Your instructions
Give back the data exactly, with no images.

Collected data:
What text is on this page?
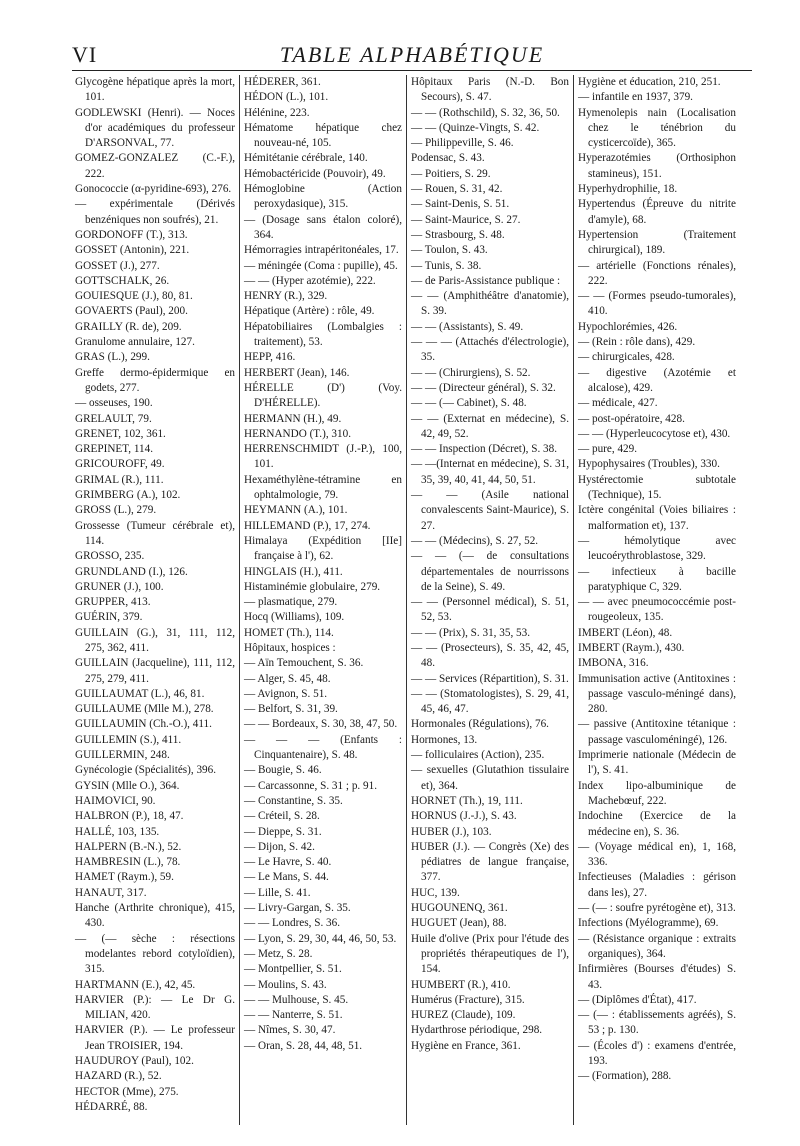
VI	TABLE ALPHABÉTIQUE

Glycogène hépatique après la mort, 101.

GODLEWSKI (Henri). — Noces d'or académiques du professeur D'ARSONVAL, 77.

GOMEZ-GONZALEZ (C.-F.), 222.

Gonococcie (α-pyridine-693), 276.

— expérimentale (Dérivés benzéniques non soufrés), 21.

GORDONOFF (T.), 313.

GOSSET (Antonin), 221.

GOSSET (J.), 277.

GOTTSCHALK, 26.

GOUIESQUE (J.), 80, 81.

GOVAERTS (Paul), 200.

GRAILLY (R. de), 209.

Granulome annulaire, 127.

GRAS (L.), 299.

Greffe dermo-épidermique en godets, 277.

— osseuses, 190.

GRELAULT, 79.

GRENET, 102, 361.

GREPINET, 114.

GRICOUROFF, 49.

GRIMAL (R.), 111.

GRIMBERG (A.), 102.

GROSS (L.), 279.

Grossesse (Tumeur cérébrale et), 114.

GROSSO, 235.

GRUNDLAND (I.), 126.

GRUNER (J.), 100.

GRUPPER, 413.

GUÉRIN, 379.

GUILLAIN (G.), 31, 111, 112, 275, 362, 411.

GUILLAIN (Jacqueline), 111, 112, 275, 279, 411.

GUILLAUMAT (L.), 46, 81.

GUILLAUME (Mlle M.), 278.

GUILLAUMIN (Ch.-O.), 411.

GUILLEMIN (S.), 411.

GUILLERMIN, 248.

Gynécologie (Spécialités), 396.

GYSIN (Mlle O.), 364.

HAIMOVICI, 90.

HALBRON (P.), 18, 47.

HALLÉ, 103, 135.

HALPERN (B.-N.), 52.

HAMBRESIN (L.), 78.

HAMET (Raym.), 59.

HANAUT, 317.

Hanche (Arthrite chronique), 415, 430.

— (— sèche : résections modelantes rebord cotyloïdien), 315.

HARTMANN (E.), 42, 45.

HARVIER (P.): — Le Dr G. MILIAN, 420.

HARVIER (P.). — Le professeur Jean TROISIER, 194.

HAUDUROY (Paul), 102.

HAZARD (R.), 52.

HECTOR (Mme), 275.

HÉDARRÉ, 88.

HÉDERER, 361.

HÉDON (L.), 101.

Hélénine, 223.

Hématome hépatique chez nouveau-né, 105.

Hémitétanie cérébrale, 140.

Hémobactéricide (Pouvoir), 49.

Hémoglobine (Action peroxydasique), 315.

— (Dosage sans étalon coloré), 364.

Hémorragies intrapéritonéales, 17.

— méningée (Coma : pupille), 45.

— — (Hyper azotémie), 222.

HENRY (R.), 329.

Hépatique (Artère) : rôle, 49.

Hépatobiliaires (Lombalgies : traitement), 53.

HEPP, 416.

HERBERT (Jean), 146.

HÉRELLE (D') (Voy. D'HÉRELLE).

HERMANN (H.), 49.

HERNANDO (T.), 310.

HERRENSCHMIDT (J.-P.), 100, 101.

Hexaméthylène-tétramine en ophtalmologie, 79.

HEYMANN (A.), 101.

HILLEMAND (P.), 17, 274.

Himalaya (Expédition [IIe] française à l'), 62.

HINGLAIS (H.), 411.

Histaminémie globulaire, 279.

— plasmatique, 279.

Hocq (Williams), 109.

HOMET (Th.), 114.

Hôpitaux, hospices :

— Aïn Temouchent, S. 36.

— Alger, S. 45, 48.

— Avignon, S. 51.

— Belfort, S. 31, 39.

— — Bordeaux, S. 30, 38, 47, 50.

— — — (Enfants : Cinquantenaire), S. 48.

— Bougie, S. 46.

— Carcassonne, S. 31 ; p. 91.

— Constantine, S. 35.

— Créteil, S. 28.

— Dieppe, S. 31.

— Dijon, S. 42.

— Le Havre, S. 40.

— Le Mans, S. 44.

— Lille, S. 41.

— Livry-Gargan, S. 35.

— — Londres, S. 36.

— Lyon, S. 29, 30, 44, 46, 50, 53.

— Metz, S. 28.

— Montpellier, S. 51.

— Moulins, S. 43.

— — Mulhouse, S. 45.

— — Nanterre, S. 51.

— Nîmes, S. 30, 47.

— Oran, S. 28, 44, 48, 51.

Hôpitaux Paris (N.-D. Bon Secours), S. 47.

— — (Rothschild), S. 32, 36, 50.

— — (Quinze-Vingts, S. 42.

— Philippeville, S. 46.

Podensac, S. 43.

— Poitiers, S. 29.

— Rouen, S. 31, 42.

— Saint-Denis, S. 51.

— Saint-Maurice, S. 27.

— Strasbourg, S. 48.

— Toulon, S. 43.

— Tunis, S. 38.

— de Paris-Assistance publique :

— — (Amphithéâtre d'anatomie), S. 39.

— — (Assistants), S. 49.

— — — (Attachés d'électrologie), 35.

— — (Chirurgiens), S. 52.

— — (Directeur général), S. 32.

— — (— Cabinet), S. 48.

— — (Externat en médecine), S. 42, 49, 52.

— — Inspection (Décret), S. 38.

— —(Internat en médecine), S. 31, 35, 39, 40, 41, 44, 50, 51.

— — (Asile national convalescents Saint-Maurice), S. 27.

— — (Médecins), S. 27, 52.

— — (— de consultations départementales de nourrissons de la Seine), S. 49.

— — (Personnel médical), S. 51, 52, 53.

— — (Prix), S. 31, 35, 53.

— — (Prosecteurs), S. 35, 42, 45, 48.

— — Services (Répartition), S. 31.

— — (Stomatologistes), S. 29, 41, 45, 46, 47.

Hormonales (Régulations), 76.

Hormones, 13.

— folliculaires (Action), 235.

— sexuelles (Glutathion tissulaire et), 364.

HORNET (Th.), 19, 111.

HORNUS (J.-J.), S. 43.

HUBER (J.), 103.

HUBER (J.). — Congrès (Xe) des pédiatres de langue française, 377.

HUC, 139.

HUGOUNENQ, 361.

HUGUET (Jean), 88.

Huile d'olive (Prix pour l'étude des propriétés thérapeutiques de l'), 154.

HUMBERT (R.), 410.

Humérus (Fracture), 315.

HUREZ (Claude), 109.

Hydarthrose périodique, 298.

Hygiène en France, 361.

Hygiène et éducation, 210, 251.

— infantile en 1937, 379.

Hymenolepis nain (Localisation chez le ténébrion du cysticercoïde), 365.

Hyperazotémies (Orthosiphon stamineus), 151.

Hyperhydrophilie, 18.

Hypertendus (Épreuve du nitrite d'amyle), 68.

Hypertension (Traitement chirurgical), 189.

— artérielle (Fonctions rénales), 222.

— — (Formes pseudo-tumorales), 410.

Hypochlorémies, 426.

— (Rein : rôle dans), 429.

— chirurgicales, 428.

— digestive (Azotémie et alcalose), 429.

— médicale, 427.

— post-opératoire, 428.

— — (Hyperleucocytose et), 430.

— pure, 429.

Hypophysaires (Troubles), 330.

Hystérectomie subtotale (Technique), 15.

Ictère congénital (Voies biliaires : malformation et), 137.

— hémolytique avec leucoérythroblastose, 329.

— infectieux à bacille paratyphique C, 329.

— — avec pneumococcémie post-rougeoleux, 135.

IMBERT (Léon), 48.

IMBERT (Raym.), 430.

IMBONA, 316.

Immunisation active (Antitoxines : passage vasculo-méningé dans), 280.

— passive (Antitoxine tétanique : passage vasculoméningé), 126.

Imprimerie nationale (Médecin de l'), S. 41.

Index lipo-albuminique de Machebœuf, 222.

Indochine (Exercice de la médecine en), S. 36.

— (Voyage médical en), 1, 168, 336.

Infectieuses (Maladies : gérison dans les), 27.

— (— : soufre pyrétogène et), 313.

Infections (Myélogramme), 69.

— (Résistance organique : extraits organiques), 364.

Infirmières (Bourses d'études) S. 43.

— (Diplômes d'État), 417.

— (— : établissements agréés), S. 53 ; p. 130.

— (Écoles d') : examens d'entrée, 193.

— (Formation), 288.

Reply
What text is on this page?
VI	TABLE ALPHABÉTIQUE

Glycogène hépatique après la mort, 101.

GODLEWSKI (Henri). — Noces d'or académiques du professeur D'ARSONVAL, 77.

GOMEZ-GONZALEZ (C.-F.), 222.

Gonococcie (α-pyridine-693), 276.

— expérimentale (Dérivés benzéniques non soufrés), 21.

GORDONOFF (T.), 313.

GOSSET (Antonin), 221.

GOSSET (J.), 277.

GOTTSCHALK, 26.

GOUIESQUE (J.), 80, 81.

GOVAERTS (Paul), 200.

GRAILLY (R. de), 209.

Granulome annulaire, 127.

GRAS (L.), 299.

Greffe dermo-épidermique en godets, 277.

— osseuses, 190.

GRELAULT, 79.

GRENET, 102, 361.

GREPINET, 114.

GRICOUROFF, 49.

GRIMAL (R.), 111.

GRIMBERG (A.), 102.

GROSS (L.), 279.

Grossesse (Tumeur cérébrale et), 114.

GROSSO, 235.

GRUNDLAND (I.), 126.

GRUNER (J.), 100.

GRUPPER, 413.

GUÉRIN, 379.

GUILLAIN (G.), 31, 111, 112, 275, 362, 411.

GUILLAIN (Jacqueline), 111, 112, 275, 279, 411.

GUILLAUMAT (L.), 46, 81.

GUILLAUME (Mlle M.), 278.

GUILLAUMIN (Ch.-O.), 411.

GUILLEMIN (S.), 411.

GUILLERMIN, 248.

Gynécologie (Spécialités), 396.

GYSIN (Mlle O.), 364.

HAIMOVICI, 90.

HALBRON (P.), 18, 47.

HALLÉ, 103, 135.

HALPERN (B.-N.), 52.

HAMBRESIN (L.), 78.

HAMET (Raym.), 59.

HANAUT, 317.

Hanche (Arthrite chronique), 415, 430.

— (— sèche : résections modelantes rebord cotyloïdien), 315.

HARTMANN (E.), 42, 45.

HARVIER (P.): — Le Dr G. MILIAN, 420.

HARVIER (P.). — Le professeur Jean TROISIER, 194.

HAUDUROY (Paul), 102.

HAZARD (R.), 52.

HECTOR (Mme), 275.

HÉDARRÉ, 88.

HÉDERER, 361.

HÉDON (L.), 101.

Hélénine, 223.

Hématome hépatique chez nouveau-né, 105.

Hémitétanie cérébrale, 140.

Hémobactéricide (Pouvoir), 49.

Hémoglobine (Action peroxydasique), 315.

— (Dosage sans étalon coloré), 364.

Hémorragies intrapéritonéales, 17.

— méningée (Coma : pupille), 45.

— — (Hyper azotémie), 222.

HENRY (R.), 329.

Hépatique (Artère) : rôle, 49.

Hépatobiliaires (Lombalgies : traitement), 53.

HEPP, 416.

HERBERT (Jean), 146.

HÉRELLE (D') (Voy. D'HÉRELLE).

HERMANN (H.), 49.

HERNANDO (T.), 310.

HERRENSCHMIDT (J.-P.), 100, 101.

Hexaméthylène-tétramine en ophtalmologie, 79.

HEYMANN (A.), 101.

HILLEMAND (P.), 17, 274.

Himalaya (Expédition [IIe] française à l'), 62.

HINGLAIS (H.), 411.

Histaminémie globulaire, 279.

— plasmatique, 279.

Hocq (Williams), 109.

HOMET (Th.), 114.

Hôpitaux, hospices :

— Aïn Temouchent, S. 36.

— Alger, S. 45, 48.

— Avignon, S. 51.

— Belfort, S. 31, 39.

— — Bordeaux, S. 30, 38, 47, 50.

— — — (Enfants : Cinquantenaire), S. 48.

— Bougie, S. 46.

— Carcassonne, S. 31 ; p. 91.

— Constantine, S. 35.

— Créteil, S. 28.

— Dieppe, S. 31.

— Dijon, S. 42.

— Le Havre, S. 40.

— Le Mans, S. 44.

— Lille, S. 41.

— Livry-Gargan, S. 35.

— — Londres, S. 36.

— Lyon, S. 29, 30, 44, 46, 50, 53.

— Metz, S. 28.

— Montpellier, S. 51.

— Moulins, S. 43.

— — Mulhouse, S. 45.

— — Nanterre, S. 51.

— Nîmes, S. 30, 47.

— Oran, S. 28, 44, 48, 51.

Hôpitaux Paris (N.-D. Bon Secours), S. 47.

— — (Rothschild), S. 32, 36, 50.

— — (Quinze-Vingts, S. 42.

— Philippeville, S. 46.

Podensac, S. 43.

— Poitiers, S. 29.

— Rouen, S. 31, 42.

— Saint-Denis, S. 51.

— Saint-Maurice, S. 27.

— Strasbourg, S. 48.

— Toulon, S. 43.

— Tunis, S. 38.

— de Paris-Assistance publique :

— — (Amphithéâtre d'anatomie), S. 39.

— — (Assistants), S. 49.

— — — (Attachés d'électrologie), 35.

— — (Chirurgiens), S. 52.

— — (Directeur général), S. 32.

— — (— Cabinet), S. 48.

— — (Externat en médecine), S. 42, 49, 52.

— — Inspection (Décret), S. 38.

— —(Internat en médecine), S. 31, 35, 39, 40, 41, 44, 50, 51.

— — (Asile national convalescents Saint-Maurice), S. 27.

— — (Médecins), S. 27, 52.

— — (— de consultations départementales de nourrissons de la Seine), S. 49.

— — (Personnel médical), S. 51, 52, 53.

— — (Prix), S. 31, 35, 53.

— — (Prosecteurs), S. 35, 42, 45, 48.

— — Services (Répartition), S. 31.

— — (Stomatologistes), S. 29, 41, 45, 46, 47.

Hormonales (Régulations), 76.

Hormones, 13.

— folliculaires (Action), 235.

— sexuelles (Glutathion tissulaire et), 364.

HORNET (Th.), 19, 111.

HORNUS (J.-J.), S. 43.

HUBER (J.), 103.

HUBER (J.). — Congrès (Xe) des pédiatres de langue française, 377.

HUC, 139.

HUGOUNENQ, 361.

HUGUET (Jean), 88.

Huile d'olive (Prix pour l'étude des propriétés thérapeutiques de l'), 154.

HUMBERT (R.), 410.

Humérus (Fracture), 315.

HUREZ (Claude), 109.

Hydarthrose périodique, 298.

Hygiène en France, 361.

Hygiène et éducation, 210, 251.

— infantile en 1937, 379.

Hymenolepis nain (Localisation chez le ténébrion du cysticercoïde), 365.

Hyperazotémies (Orthosiphon stamineus), 151.

Hyperhydrophilie, 18.

Hypertendus (Épreuve du nitrite d'amyle), 68.

Hypertension (Traitement chirurgical), 189.

— artérielle (Fonctions rénales), 222.

— — (Formes pseudo-tumorales), 410.

Hypochlorémies, 426.

— (Rein : rôle dans), 429.

— chirurgicales, 428.

— digestive (Azotémie et alcalose), 429.

— médicale, 427.

— post-opératoire, 428.

— — (Hyperleucocytose et), 430.

— pure, 429.

Hypophysaires (Troubles), 330.

Hystérectomie subtotale (Technique), 15.

Ictère congénital (Voies biliaires : malformation et), 137.

— hémolytique avec leucoérythroblastose, 329.

— infectieux à bacille paratyphique C, 329.

— — avec pneumococcémie post-rougeoleux, 135.

IMBERT (Léon), 48.

IMBERT (Raym.), 430.

IMBONA, 316.

Immunisation active (Antitoxines : passage vasculo-méningé dans), 280.

— passive (Antitoxine tétanique : passage vasculoméningé), 126.

Imprimerie nationale (Médecin de l'), S. 41.

Index lipo-albuminique de Machebœuf, 222.

Indochine (Exercice de la médecine en), S. 36.

— (Voyage médical en), 1, 168, 336.

Infectieuses (Maladies : gérison dans les), 27.

— (— : soufre pyrétogène et), 313.

Infections (Myélogramme), 69.

— (Résistance organique : extraits organiques), 364.

Infirmières (Bourses d'études) S. 43.

— (Diplômes d'État), 417.

— (— : établissements agréés), S. 53 ; p. 130.

— (Écoles d') : examens d'entrée, 193.

— (Formation), 288.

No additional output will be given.